> GIVEN PROBLEM: Look through the listing for the word "other". Copy each line that has it.

Items from a dataset:
* * *

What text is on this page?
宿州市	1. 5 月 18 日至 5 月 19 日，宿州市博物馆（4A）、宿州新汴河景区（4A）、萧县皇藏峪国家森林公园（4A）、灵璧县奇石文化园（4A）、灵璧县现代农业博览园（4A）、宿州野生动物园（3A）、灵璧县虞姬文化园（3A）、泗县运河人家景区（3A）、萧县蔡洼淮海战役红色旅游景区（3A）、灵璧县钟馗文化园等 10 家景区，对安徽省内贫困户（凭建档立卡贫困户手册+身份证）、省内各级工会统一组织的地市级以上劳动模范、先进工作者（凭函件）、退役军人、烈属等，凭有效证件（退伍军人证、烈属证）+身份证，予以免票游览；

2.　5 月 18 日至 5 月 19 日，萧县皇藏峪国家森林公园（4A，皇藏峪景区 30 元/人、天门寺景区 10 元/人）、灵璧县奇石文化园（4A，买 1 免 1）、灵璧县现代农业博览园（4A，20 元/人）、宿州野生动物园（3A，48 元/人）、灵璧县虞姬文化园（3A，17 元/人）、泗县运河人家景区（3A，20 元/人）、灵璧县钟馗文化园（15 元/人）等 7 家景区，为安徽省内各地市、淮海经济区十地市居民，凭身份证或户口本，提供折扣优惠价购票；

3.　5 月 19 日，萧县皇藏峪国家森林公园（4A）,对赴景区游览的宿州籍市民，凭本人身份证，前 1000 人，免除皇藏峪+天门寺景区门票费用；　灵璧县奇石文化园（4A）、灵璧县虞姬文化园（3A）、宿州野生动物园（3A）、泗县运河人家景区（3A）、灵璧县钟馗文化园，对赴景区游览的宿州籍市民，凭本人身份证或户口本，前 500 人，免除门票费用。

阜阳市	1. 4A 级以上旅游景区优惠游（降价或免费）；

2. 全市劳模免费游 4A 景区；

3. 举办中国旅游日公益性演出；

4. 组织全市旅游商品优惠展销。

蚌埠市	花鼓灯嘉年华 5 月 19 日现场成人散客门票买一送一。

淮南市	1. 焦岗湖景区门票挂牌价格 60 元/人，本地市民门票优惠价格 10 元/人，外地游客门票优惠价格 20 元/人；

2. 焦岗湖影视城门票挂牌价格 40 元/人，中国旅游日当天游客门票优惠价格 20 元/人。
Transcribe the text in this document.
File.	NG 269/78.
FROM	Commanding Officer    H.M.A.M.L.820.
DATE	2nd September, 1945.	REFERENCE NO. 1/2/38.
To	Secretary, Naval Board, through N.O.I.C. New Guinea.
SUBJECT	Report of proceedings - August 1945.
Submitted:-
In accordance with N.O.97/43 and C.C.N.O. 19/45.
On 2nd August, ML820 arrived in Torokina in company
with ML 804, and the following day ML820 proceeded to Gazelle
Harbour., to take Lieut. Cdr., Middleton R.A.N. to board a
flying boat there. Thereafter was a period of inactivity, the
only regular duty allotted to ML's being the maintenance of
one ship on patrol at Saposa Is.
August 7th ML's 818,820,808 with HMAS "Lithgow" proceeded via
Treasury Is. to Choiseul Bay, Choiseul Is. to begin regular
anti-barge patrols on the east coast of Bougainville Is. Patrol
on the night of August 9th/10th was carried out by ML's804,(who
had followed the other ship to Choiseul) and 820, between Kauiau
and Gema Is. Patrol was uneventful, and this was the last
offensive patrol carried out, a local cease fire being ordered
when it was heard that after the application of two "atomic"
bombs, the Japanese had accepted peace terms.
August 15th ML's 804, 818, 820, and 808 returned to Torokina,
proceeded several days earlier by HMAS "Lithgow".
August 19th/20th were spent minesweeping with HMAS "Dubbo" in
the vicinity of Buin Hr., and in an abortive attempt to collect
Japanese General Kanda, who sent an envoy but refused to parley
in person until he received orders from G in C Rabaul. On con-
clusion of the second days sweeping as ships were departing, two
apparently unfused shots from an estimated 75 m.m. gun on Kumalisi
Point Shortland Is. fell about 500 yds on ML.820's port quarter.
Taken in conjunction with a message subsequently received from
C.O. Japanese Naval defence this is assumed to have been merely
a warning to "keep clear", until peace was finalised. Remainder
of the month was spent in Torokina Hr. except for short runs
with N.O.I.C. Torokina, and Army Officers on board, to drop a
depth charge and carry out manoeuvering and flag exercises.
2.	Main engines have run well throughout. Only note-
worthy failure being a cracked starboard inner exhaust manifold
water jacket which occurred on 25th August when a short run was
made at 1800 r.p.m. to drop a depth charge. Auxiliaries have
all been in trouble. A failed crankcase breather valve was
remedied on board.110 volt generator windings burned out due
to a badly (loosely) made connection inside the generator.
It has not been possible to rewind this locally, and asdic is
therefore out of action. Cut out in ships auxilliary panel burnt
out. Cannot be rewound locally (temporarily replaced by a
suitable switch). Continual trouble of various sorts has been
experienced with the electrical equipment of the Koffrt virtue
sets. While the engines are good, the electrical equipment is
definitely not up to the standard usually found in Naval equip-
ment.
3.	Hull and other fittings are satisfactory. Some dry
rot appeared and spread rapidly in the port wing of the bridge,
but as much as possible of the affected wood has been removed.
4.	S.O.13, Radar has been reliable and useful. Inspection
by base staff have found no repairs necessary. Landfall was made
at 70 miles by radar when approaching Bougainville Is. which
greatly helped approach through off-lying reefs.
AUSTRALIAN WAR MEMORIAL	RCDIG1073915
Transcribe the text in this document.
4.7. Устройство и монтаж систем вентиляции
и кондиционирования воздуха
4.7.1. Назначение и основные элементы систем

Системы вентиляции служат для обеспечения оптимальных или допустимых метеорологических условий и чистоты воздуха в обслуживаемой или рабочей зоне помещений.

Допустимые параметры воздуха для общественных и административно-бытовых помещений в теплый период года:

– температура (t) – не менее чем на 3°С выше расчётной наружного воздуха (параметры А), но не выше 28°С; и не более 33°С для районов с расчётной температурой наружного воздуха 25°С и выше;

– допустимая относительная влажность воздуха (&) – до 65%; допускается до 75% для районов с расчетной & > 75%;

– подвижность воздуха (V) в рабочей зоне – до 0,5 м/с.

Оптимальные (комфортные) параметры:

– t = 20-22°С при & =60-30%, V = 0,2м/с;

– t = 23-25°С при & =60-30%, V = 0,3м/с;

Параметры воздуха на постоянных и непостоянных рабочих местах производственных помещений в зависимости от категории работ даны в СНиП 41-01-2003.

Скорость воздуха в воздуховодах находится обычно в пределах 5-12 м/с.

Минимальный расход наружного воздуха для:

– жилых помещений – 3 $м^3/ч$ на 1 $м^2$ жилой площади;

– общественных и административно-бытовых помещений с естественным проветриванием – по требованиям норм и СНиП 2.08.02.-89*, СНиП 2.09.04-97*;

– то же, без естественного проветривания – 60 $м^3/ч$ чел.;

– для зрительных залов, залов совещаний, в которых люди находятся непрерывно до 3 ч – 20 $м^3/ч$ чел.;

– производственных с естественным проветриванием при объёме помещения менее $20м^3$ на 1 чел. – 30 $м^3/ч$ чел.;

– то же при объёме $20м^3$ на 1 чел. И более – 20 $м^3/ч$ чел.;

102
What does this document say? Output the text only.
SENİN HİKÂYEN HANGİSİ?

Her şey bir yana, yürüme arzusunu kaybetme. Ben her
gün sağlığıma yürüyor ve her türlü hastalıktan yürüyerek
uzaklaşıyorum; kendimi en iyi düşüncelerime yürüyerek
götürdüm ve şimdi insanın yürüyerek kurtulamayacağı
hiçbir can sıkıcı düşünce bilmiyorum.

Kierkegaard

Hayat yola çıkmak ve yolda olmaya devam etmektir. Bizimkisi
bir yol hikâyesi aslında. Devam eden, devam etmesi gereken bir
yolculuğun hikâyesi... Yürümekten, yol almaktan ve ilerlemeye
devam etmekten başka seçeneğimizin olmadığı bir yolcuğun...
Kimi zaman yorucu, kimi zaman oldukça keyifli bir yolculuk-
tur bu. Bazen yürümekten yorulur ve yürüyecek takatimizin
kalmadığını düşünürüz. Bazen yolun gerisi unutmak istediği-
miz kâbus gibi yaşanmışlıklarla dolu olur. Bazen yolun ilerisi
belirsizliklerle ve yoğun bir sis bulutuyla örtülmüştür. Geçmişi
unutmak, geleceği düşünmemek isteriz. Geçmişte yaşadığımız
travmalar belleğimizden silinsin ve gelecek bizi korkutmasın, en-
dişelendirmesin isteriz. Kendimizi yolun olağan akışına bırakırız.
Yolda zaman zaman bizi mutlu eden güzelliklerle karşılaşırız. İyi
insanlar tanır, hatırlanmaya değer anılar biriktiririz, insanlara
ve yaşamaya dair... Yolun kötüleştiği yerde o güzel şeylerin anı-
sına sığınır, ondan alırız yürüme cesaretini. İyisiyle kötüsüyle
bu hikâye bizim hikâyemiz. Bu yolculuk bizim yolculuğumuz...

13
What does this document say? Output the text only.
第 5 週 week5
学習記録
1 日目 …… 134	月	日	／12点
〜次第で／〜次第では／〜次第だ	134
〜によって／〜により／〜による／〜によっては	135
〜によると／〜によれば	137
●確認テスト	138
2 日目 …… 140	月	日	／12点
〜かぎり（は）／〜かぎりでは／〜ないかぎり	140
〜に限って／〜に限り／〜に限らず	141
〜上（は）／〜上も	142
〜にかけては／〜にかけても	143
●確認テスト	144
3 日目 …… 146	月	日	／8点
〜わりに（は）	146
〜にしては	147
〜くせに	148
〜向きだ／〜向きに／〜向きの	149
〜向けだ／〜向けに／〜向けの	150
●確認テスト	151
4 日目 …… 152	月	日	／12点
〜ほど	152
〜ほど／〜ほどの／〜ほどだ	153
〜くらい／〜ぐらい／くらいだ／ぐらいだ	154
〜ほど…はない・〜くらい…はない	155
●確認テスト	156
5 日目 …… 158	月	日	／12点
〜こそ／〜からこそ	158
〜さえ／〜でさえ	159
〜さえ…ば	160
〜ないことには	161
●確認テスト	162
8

* * *

> FULL SOLUTION:
had followed the other ship to Choiseul) and 820, between Kauiau
3.	Hull and other fittings are satisfactory. Some dry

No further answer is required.